Start INFORMATION SUPPLIED
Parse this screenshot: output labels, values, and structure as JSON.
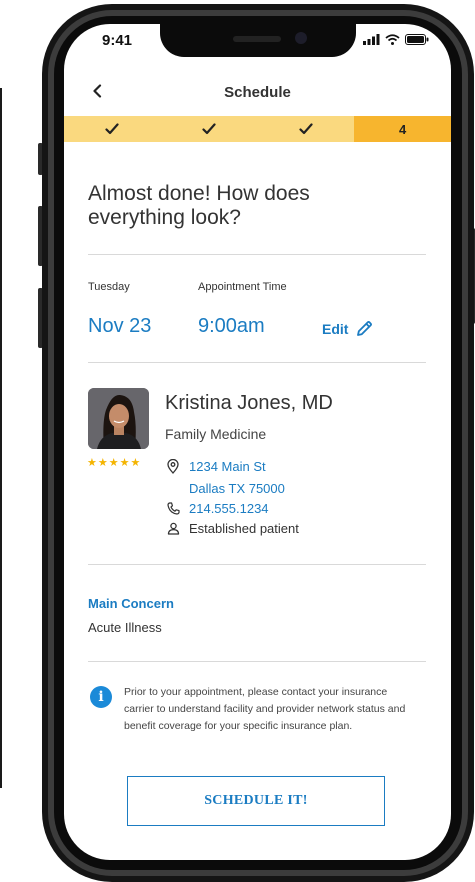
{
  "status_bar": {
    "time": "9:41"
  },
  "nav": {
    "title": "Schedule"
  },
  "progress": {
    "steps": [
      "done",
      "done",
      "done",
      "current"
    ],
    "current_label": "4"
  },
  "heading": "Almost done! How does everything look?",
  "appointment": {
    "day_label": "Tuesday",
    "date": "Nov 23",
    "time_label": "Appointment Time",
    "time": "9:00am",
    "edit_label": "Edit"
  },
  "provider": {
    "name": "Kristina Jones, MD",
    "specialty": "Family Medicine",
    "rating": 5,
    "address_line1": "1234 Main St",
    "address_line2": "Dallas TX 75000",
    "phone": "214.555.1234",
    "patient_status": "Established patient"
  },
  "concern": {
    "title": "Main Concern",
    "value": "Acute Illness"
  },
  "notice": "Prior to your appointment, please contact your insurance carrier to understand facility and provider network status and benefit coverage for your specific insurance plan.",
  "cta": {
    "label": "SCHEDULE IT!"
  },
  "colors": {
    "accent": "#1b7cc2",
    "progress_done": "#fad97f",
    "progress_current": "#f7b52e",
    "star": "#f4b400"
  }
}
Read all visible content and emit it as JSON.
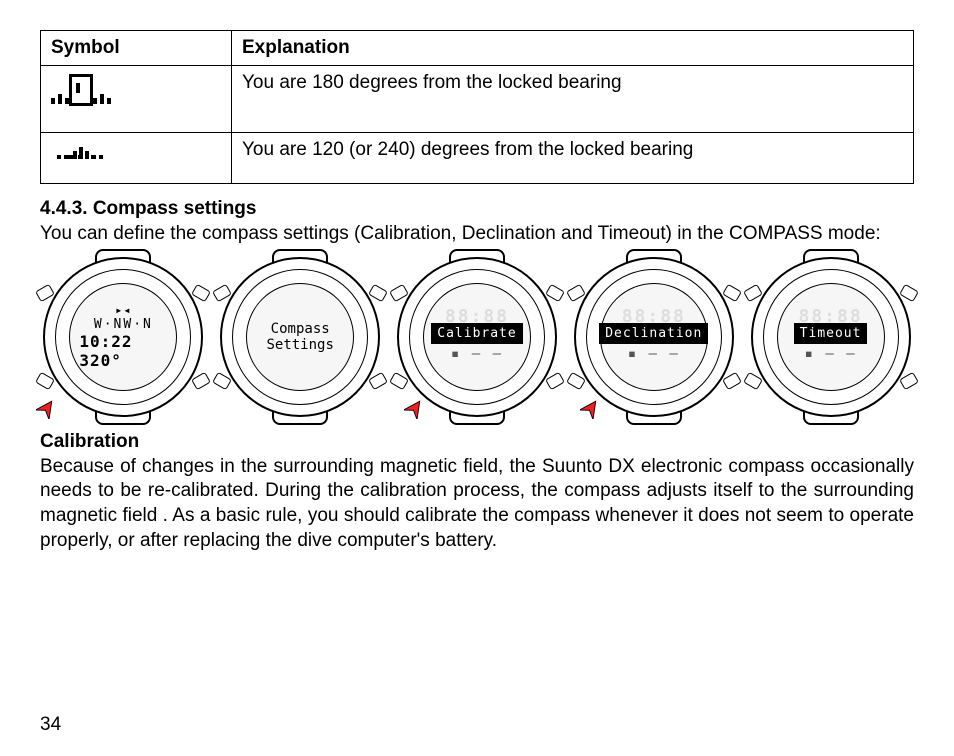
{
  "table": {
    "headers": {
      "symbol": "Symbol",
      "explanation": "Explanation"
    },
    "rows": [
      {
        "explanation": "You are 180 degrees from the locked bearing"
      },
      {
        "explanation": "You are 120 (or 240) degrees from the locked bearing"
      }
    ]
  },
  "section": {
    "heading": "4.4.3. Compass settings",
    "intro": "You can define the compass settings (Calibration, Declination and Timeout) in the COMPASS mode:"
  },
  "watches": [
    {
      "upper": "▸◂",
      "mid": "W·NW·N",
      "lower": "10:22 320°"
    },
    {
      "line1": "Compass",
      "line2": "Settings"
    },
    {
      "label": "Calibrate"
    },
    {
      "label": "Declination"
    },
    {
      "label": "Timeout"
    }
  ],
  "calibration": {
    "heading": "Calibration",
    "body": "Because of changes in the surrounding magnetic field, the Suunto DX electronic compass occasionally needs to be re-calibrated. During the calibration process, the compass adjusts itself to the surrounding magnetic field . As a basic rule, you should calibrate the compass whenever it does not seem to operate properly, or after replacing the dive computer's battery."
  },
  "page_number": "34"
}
End INFORMATION SUPPLIED
Start INFORMATION SUPPLIED
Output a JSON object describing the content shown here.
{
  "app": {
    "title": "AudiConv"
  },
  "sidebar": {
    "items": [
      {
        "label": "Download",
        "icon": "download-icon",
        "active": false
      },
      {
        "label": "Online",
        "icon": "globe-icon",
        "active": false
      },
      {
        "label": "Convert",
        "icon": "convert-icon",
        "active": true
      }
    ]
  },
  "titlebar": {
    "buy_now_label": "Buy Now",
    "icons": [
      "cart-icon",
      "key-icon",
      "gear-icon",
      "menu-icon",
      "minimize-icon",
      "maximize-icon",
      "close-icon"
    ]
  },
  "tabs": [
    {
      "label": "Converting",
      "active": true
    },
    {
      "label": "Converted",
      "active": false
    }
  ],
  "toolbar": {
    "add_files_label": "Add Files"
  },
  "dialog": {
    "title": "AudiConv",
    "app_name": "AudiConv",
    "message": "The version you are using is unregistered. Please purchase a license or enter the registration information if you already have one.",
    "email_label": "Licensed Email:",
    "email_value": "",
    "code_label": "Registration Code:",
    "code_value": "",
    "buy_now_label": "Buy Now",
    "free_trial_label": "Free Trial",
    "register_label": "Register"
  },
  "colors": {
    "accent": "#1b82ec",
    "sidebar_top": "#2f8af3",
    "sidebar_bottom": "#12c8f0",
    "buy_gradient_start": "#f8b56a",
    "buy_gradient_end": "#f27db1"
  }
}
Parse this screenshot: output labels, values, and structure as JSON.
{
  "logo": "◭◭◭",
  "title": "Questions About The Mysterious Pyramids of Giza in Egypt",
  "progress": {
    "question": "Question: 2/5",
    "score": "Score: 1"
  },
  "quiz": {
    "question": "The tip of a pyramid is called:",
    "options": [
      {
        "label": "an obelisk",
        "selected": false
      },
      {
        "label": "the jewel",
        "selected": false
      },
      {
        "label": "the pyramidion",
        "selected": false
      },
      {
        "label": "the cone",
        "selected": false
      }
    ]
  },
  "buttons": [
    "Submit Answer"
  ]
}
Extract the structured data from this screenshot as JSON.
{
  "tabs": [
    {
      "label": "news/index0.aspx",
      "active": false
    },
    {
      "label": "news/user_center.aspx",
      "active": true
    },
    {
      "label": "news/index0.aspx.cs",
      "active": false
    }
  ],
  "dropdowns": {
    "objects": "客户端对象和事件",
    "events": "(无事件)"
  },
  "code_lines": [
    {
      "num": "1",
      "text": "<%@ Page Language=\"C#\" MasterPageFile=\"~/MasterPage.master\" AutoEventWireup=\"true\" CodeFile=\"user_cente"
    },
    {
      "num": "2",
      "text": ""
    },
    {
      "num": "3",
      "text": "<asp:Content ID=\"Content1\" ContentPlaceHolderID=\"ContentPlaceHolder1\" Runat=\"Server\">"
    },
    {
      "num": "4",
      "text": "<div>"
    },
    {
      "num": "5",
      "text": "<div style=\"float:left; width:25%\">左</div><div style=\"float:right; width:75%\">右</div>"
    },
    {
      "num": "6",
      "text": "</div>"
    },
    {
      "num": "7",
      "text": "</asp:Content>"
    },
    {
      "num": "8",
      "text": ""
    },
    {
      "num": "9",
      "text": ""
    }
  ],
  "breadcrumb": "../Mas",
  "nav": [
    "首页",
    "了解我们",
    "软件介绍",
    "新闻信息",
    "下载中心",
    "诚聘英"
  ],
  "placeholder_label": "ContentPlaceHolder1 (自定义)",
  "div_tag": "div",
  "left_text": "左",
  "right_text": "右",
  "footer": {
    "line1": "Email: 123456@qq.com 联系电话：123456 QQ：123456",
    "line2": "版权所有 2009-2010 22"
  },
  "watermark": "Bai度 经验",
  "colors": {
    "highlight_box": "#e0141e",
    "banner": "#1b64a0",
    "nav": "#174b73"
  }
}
End INFORMATION SUPPLIED
Start INFORMATION SUPPLIED
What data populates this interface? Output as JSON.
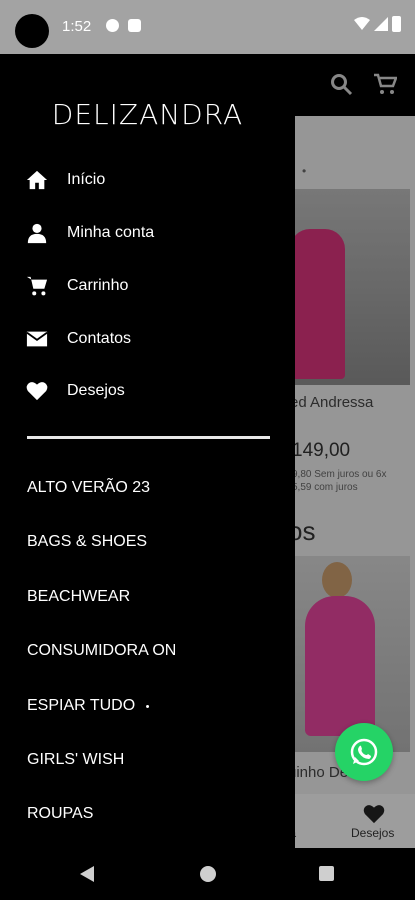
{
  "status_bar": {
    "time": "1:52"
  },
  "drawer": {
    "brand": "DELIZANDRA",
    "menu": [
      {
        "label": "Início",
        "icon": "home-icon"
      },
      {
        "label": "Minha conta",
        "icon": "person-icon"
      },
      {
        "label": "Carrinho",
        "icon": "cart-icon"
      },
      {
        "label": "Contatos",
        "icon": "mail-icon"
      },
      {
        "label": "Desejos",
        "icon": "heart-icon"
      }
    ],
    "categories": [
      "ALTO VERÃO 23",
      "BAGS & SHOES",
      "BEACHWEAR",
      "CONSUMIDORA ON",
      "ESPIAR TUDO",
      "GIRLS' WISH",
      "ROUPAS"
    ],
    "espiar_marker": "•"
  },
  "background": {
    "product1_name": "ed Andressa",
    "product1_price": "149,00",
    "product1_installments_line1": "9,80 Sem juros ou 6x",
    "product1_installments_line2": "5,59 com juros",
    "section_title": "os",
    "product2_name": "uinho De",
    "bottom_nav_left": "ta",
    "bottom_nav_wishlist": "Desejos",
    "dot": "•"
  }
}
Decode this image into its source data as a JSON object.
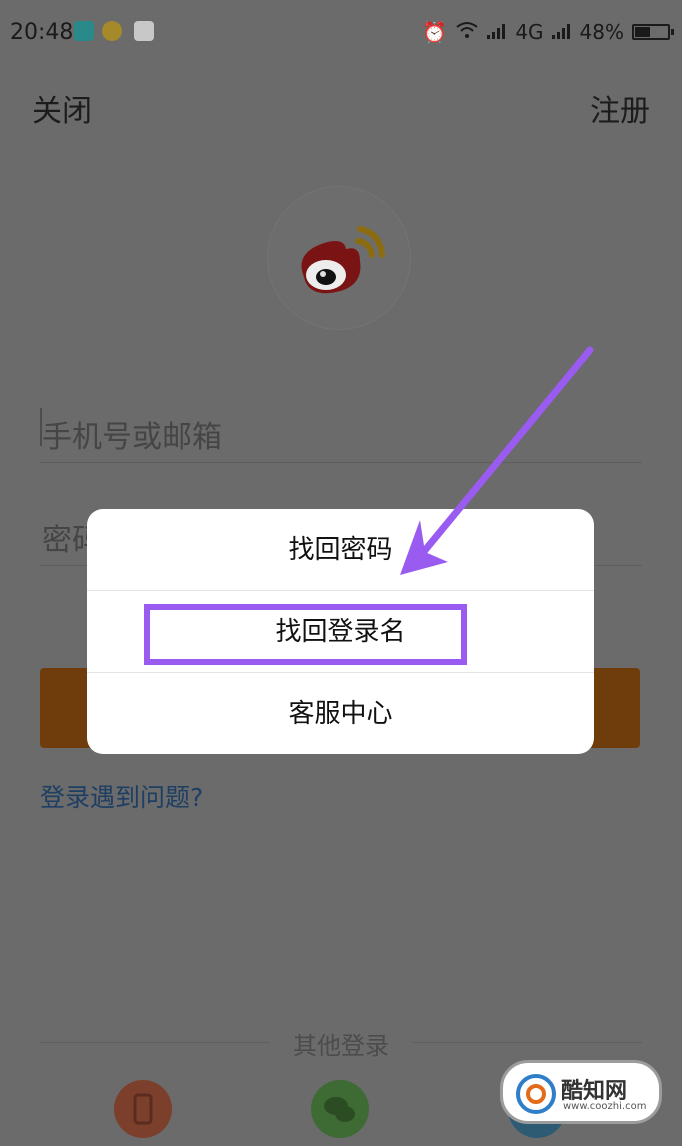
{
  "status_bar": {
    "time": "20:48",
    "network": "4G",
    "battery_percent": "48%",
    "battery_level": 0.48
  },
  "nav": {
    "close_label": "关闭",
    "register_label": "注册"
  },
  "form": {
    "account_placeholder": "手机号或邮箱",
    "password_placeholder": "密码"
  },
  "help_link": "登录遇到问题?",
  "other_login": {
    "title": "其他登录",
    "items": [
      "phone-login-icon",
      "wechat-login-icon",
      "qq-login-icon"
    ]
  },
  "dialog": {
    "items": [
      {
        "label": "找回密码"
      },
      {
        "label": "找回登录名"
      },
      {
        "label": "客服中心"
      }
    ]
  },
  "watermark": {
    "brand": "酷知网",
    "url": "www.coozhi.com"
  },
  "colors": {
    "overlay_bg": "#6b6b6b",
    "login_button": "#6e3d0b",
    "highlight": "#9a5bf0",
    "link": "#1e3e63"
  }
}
End INFORMATION SUPPLIED
**DIRECTIONS FOR THIS TASK**
Sift through the entries and copy every line with "Main".

**THE REPLY**
    "address_line1": "1234 Main St",
    "title": "Main Concern",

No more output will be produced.